— Data records —
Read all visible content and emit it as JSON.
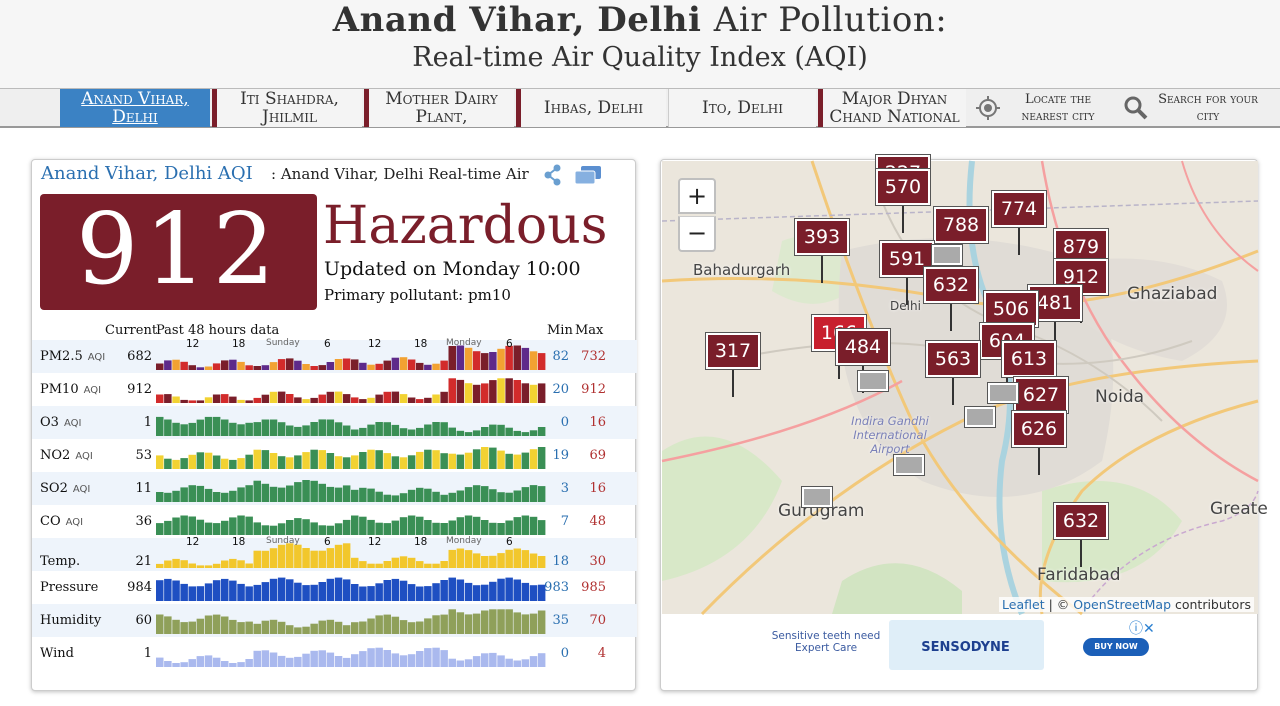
{
  "header": {
    "title_bold": "Anand Vihar, Delhi",
    "title_light": "Air Pollution:",
    "subtitle": "Real-time Air Quality Index (AQI)"
  },
  "tabs": [
    {
      "label": "Anand Vihar, Delhi",
      "active": true
    },
    {
      "label": "Iti Shahdra, Jhilmil"
    },
    {
      "label": "Mother Dairy Plant,"
    },
    {
      "label": "Ihbas, Delhi"
    },
    {
      "label": "Ito, Delhi"
    },
    {
      "label": "Major Dhyan Chand National"
    }
  ],
  "tool_tabs": {
    "locate": "Locate the nearest city",
    "search": "Search for your city"
  },
  "card": {
    "title": "Anand Vihar, Delhi AQI",
    "subtitle": ": Anand Vihar, Delhi Real-time Air",
    "aqi": "912",
    "status": "Hazardous",
    "updated": "Updated on Monday 10:00",
    "primary": "Primary pollutant: pm10",
    "headers": {
      "current": "Current",
      "past": "Past 48 hours data",
      "min": "Min",
      "max": "Max"
    },
    "time_axis": [
      "12",
      "18",
      "Sunday",
      "6",
      "12",
      "18",
      "Monday",
      "6"
    ],
    "rows": [
      {
        "name": "PM2.5",
        "unit": "AQI",
        "current": "682",
        "min": "82",
        "max": "732"
      },
      {
        "name": "PM10",
        "unit": "AQI",
        "current": "912",
        "min": "20",
        "max": "912"
      },
      {
        "name": "O3",
        "unit": "AQI",
        "current": "1",
        "min": "0",
        "max": "16"
      },
      {
        "name": "NO2",
        "unit": "AQI",
        "current": "53",
        "min": "19",
        "max": "69"
      },
      {
        "name": "SO2",
        "unit": "AQI",
        "current": "11",
        "min": "3",
        "max": "16"
      },
      {
        "name": "CO",
        "unit": "AQI",
        "current": "36",
        "min": "7",
        "max": "48"
      },
      {
        "name": "Temp.",
        "unit": "",
        "current": "21",
        "min": "18",
        "max": "30"
      },
      {
        "name": "Pressure",
        "unit": "",
        "current": "984",
        "min": "983",
        "max": "985"
      },
      {
        "name": "Humidity",
        "unit": "",
        "current": "60",
        "min": "35",
        "max": "70"
      },
      {
        "name": "Wind",
        "unit": "",
        "current": "1",
        "min": "0",
        "max": "4"
      }
    ],
    "colors": {
      "hazardous": "#7a1e2a",
      "link": "#2a6fb0",
      "good": "#3a8f55",
      "moderate": "#f2d232",
      "unhealthy": "#d22b2b",
      "very_unhealthy": "#5e2a8a"
    }
  },
  "map": {
    "zoom_in": "+",
    "zoom_out": "−",
    "cities": [
      "Bahadurgarh",
      "Delhi",
      "Ghaziabad",
      "Noida",
      "Indira Gandhi International Airport",
      "Gurugram",
      "Faridabad",
      "Greate"
    ],
    "markers": [
      "227",
      "570",
      "788",
      "774",
      "393",
      "591",
      "879",
      "632",
      "912",
      "481",
      "506",
      "166",
      "484",
      "604",
      "317",
      "563",
      "613",
      "627",
      "626",
      "632"
    ],
    "attribution_link": "Leaflet",
    "attribution_sep": " | © ",
    "attribution_osm": "OpenStreetMap",
    "attribution_tail": " contributors"
  },
  "ad": {
    "text": "Sensitive teeth need Expert Care",
    "brand": "SENSODYNE",
    "button": "BUY NOW",
    "info": "ⓘ✕"
  }
}
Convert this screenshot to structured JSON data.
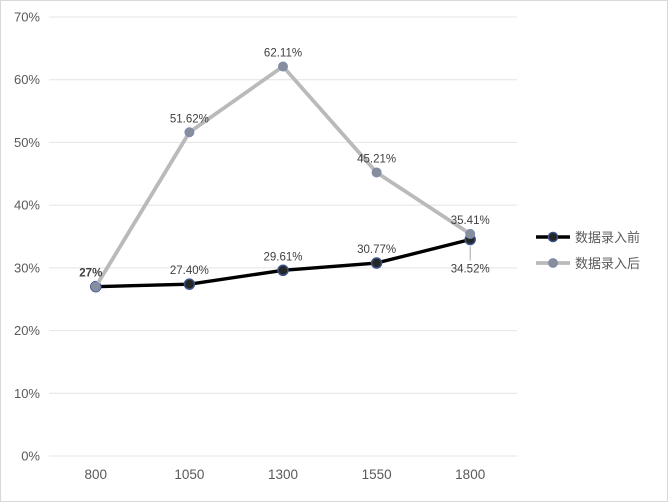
{
  "chart_data": {
    "type": "line",
    "title": "",
    "xlabel": "",
    "ylabel": "",
    "categories": [
      "800",
      "1050",
      "1300",
      "1550",
      "1800"
    ],
    "y_ticks": [
      "0%",
      "10%",
      "20%",
      "30%",
      "40%",
      "50%",
      "60%",
      "70%"
    ],
    "ylim": [
      0,
      70
    ],
    "y_step": 10,
    "grid": true,
    "legend_position": "right",
    "series": [
      {
        "name": "数据录入前",
        "values": [
          27,
          27.4,
          29.61,
          30.77,
          34.52
        ],
        "labels": [
          {
            "text": "27%",
            "pos": "above",
            "bold": true,
            "dx": -5
          },
          {
            "text": "27.40%",
            "pos": "above",
            "bold": false,
            "dx": 0
          },
          {
            "text": "29.61%",
            "pos": "above",
            "bold": false,
            "dx": 0
          },
          {
            "text": "30.77%",
            "pos": "above",
            "bold": false,
            "dx": 0
          },
          {
            "text": "34.52%",
            "pos": "below-leader",
            "bold": false,
            "dx": 0
          }
        ],
        "line_color": "#000000",
        "marker_fill": "#262626",
        "marker_stroke": "#3a5289"
      },
      {
        "name": "数据录入后",
        "values": [
          27,
          51.62,
          62.11,
          45.21,
          35.41
        ],
        "labels": [
          {
            "text": "",
            "pos": "above",
            "bold": false,
            "dx": 0
          },
          {
            "text": "51.62%",
            "pos": "above",
            "bold": false,
            "dx": 0
          },
          {
            "text": "62.11%",
            "pos": "above",
            "bold": false,
            "dx": 0
          },
          {
            "text": "45.21%",
            "pos": "above",
            "bold": false,
            "dx": 0
          },
          {
            "text": "35.41%",
            "pos": "above",
            "bold": false,
            "dx": 0
          }
        ],
        "line_color": "#bababa",
        "marker_fill": "#878d99",
        "marker_stroke": "#7f8db0"
      }
    ],
    "colors": {
      "grid": "#e4e4e4",
      "axis_label": "#595959",
      "data_label": "#404040",
      "leader_line": "#a6a6a6",
      "frame_border": "#d9d9d9",
      "background": "#ffffff"
    }
  }
}
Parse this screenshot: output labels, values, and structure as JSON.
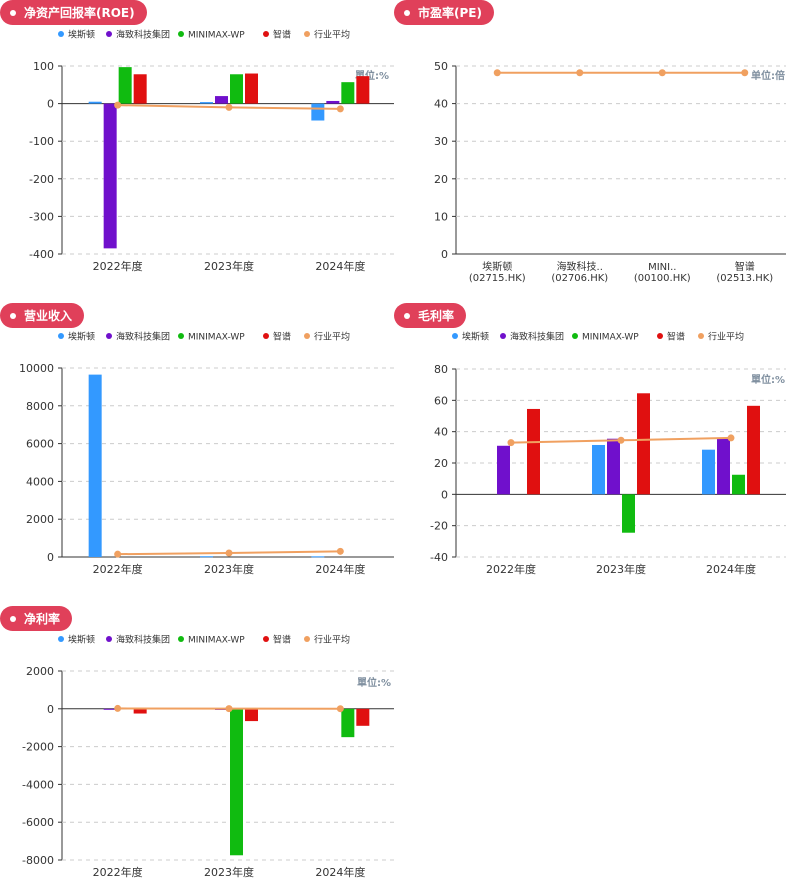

— Task prompt —
Using the material above, return every line exactly as it appears, minus the pictures.

— The response —
Read all visible content and emit it as JSON.
{
  "header": {
    "title_bold": "Anand Vihar, Delhi",
    "title_light": "Air Pollution:",
    "subtitle": "Real-time Air Quality Index (AQI)"
  },
  "tabs": [
    {
      "label": "Anand Vihar, Delhi",
      "active": true
    },
    {
      "label": "Iti Shahdra, Jhilmil"
    },
    {
      "label": "Mother Dairy Plant,"
    },
    {
      "label": "Ihbas, Delhi"
    },
    {
      "label": "Ito, Delhi"
    },
    {
      "label": "Major Dhyan Chand National"
    }
  ],
  "tool_tabs": {
    "locate": "Locate the nearest city",
    "search": "Search for your city"
  },
  "card": {
    "title": "Anand Vihar, Delhi AQI",
    "subtitle": ": Anand Vihar, Delhi Real-time Air",
    "aqi": "912",
    "status": "Hazardous",
    "updated": "Updated on Monday 10:00",
    "primary": "Primary pollutant: pm10",
    "headers": {
      "current": "Current",
      "past": "Past 48 hours data",
      "min": "Min",
      "max": "Max"
    },
    "time_axis": [
      "12",
      "18",
      "Sunday",
      "6",
      "12",
      "18",
      "Monday",
      "6"
    ],
    "rows": [
      {
        "name": "PM2.5",
        "unit": "AQI",
        "current": "682",
        "min": "82",
        "max": "732"
      },
      {
        "name": "PM10",
        "unit": "AQI",
        "current": "912",
        "min": "20",
        "max": "912"
      },
      {
        "name": "O3",
        "unit": "AQI",
        "current": "1",
        "min": "0",
        "max": "16"
      },
      {
        "name": "NO2",
        "unit": "AQI",
        "current": "53",
        "min": "19",
        "max": "69"
      },
      {
        "name": "SO2",
        "unit": "AQI",
        "current": "11",
        "min": "3",
        "max": "16"
      },
      {
        "name": "CO",
        "unit": "AQI",
        "current": "36",
        "min": "7",
        "max": "48"
      },
      {
        "name": "Temp.",
        "unit": "",
        "current": "21",
        "min": "18",
        "max": "30"
      },
      {
        "name": "Pressure",
        "unit": "",
        "current": "984",
        "min": "983",
        "max": "985"
      },
      {
        "name": "Humidity",
        "unit": "",
        "current": "60",
        "min": "35",
        "max": "70"
      },
      {
        "name": "Wind",
        "unit": "",
        "current": "1",
        "min": "0",
        "max": "4"
      }
    ],
    "colors": {
      "hazardous": "#7a1e2a",
      "link": "#2a6fb0",
      "good": "#3a8f55",
      "moderate": "#f2d232",
      "unhealthy": "#d22b2b",
      "very_unhealthy": "#5e2a8a"
    }
  },
  "map": {
    "zoom_in": "+",
    "zoom_out": "−",
    "cities": [
      "Bahadurgarh",
      "Delhi",
      "Ghaziabad",
      "Noida",
      "Indira Gandhi International Airport",
      "Gurugram",
      "Faridabad",
      "Greate"
    ],
    "markers": [
      "227",
      "570",
      "788",
      "774",
      "393",
      "591",
      "879",
      "632",
      "912",
      "481",
      "506",
      "166",
      "484",
      "604",
      "317",
      "563",
      "613",
      "627",
      "626",
      "632"
    ],
    "attribution_link": "Leaflet",
    "attribution_sep": " | © ",
    "attribution_osm": "OpenStreetMap",
    "attribution_tail": " contributors"
  },
  "ad": {
    "text": "Sensitive teeth need Expert Care",
    "brand": "SENSODYNE",
    "button": "BUY NOW",
    "info": "ⓘ✕"
  }
}
Convert this screenshot to structured JSON data.
{
  "chart_data": {
    "type": "line",
    "title": "",
    "xlabel": "",
    "ylabel": "",
    "categories": [
      "800",
      "1050",
      "1300",
      "1550",
      "1800"
    ],
    "y_ticks": [
      "0%",
      "10%",
      "20%",
      "30%",
      "40%",
      "50%",
      "60%",
      "70%"
    ],
    "ylim": [
      0,
      70
    ],
    "y_step": 10,
    "grid": true,
    "legend_position": "right",
    "series": [
      {
        "name": "数据录入前",
        "values": [
          27,
          27.4,
          29.61,
          30.77,
          34.52
        ],
        "labels": [
          {
            "text": "27%",
            "pos": "above",
            "bold": true,
            "dx": -5
          },
          {
            "text": "27.40%",
            "pos": "above",
            "bold": false,
            "dx": 0
          },
          {
            "text": "29.61%",
            "pos": "above",
            "bold": false,
            "dx": 0
          },
          {
            "text": "30.77%",
            "pos": "above",
            "bold": false,
            "dx": 0
          },
          {
            "text": "34.52%",
            "pos": "below-leader",
            "bold": false,
            "dx": 0
          }
        ],
        "line_color": "#000000",
        "marker_fill": "#262626",
        "marker_stroke": "#3a5289"
      },
      {
        "name": "数据录入后",
        "values": [
          27,
          51.62,
          62.11,
          45.21,
          35.41
        ],
        "labels": [
          {
            "text": "",
            "pos": "above",
            "bold": false,
            "dx": 0
          },
          {
            "text": "51.62%",
            "pos": "above",
            "bold": false,
            "dx": 0
          },
          {
            "text": "62.11%",
            "pos": "above",
            "bold": false,
            "dx": 0
          },
          {
            "text": "45.21%",
            "pos": "above",
            "bold": false,
            "dx": 0
          },
          {
            "text": "35.41%",
            "pos": "above",
            "bold": false,
            "dx": 0
          }
        ],
        "line_color": "#bababa",
        "marker_fill": "#878d99",
        "marker_stroke": "#7f8db0"
      }
    ],
    "colors": {
      "grid": "#e4e4e4",
      "axis_label": "#595959",
      "data_label": "#404040",
      "leader_line": "#a6a6a6",
      "frame_border": "#d9d9d9",
      "background": "#ffffff"
    }
  }
}
Parse this screenshot: output labels, values, and structure as JSON.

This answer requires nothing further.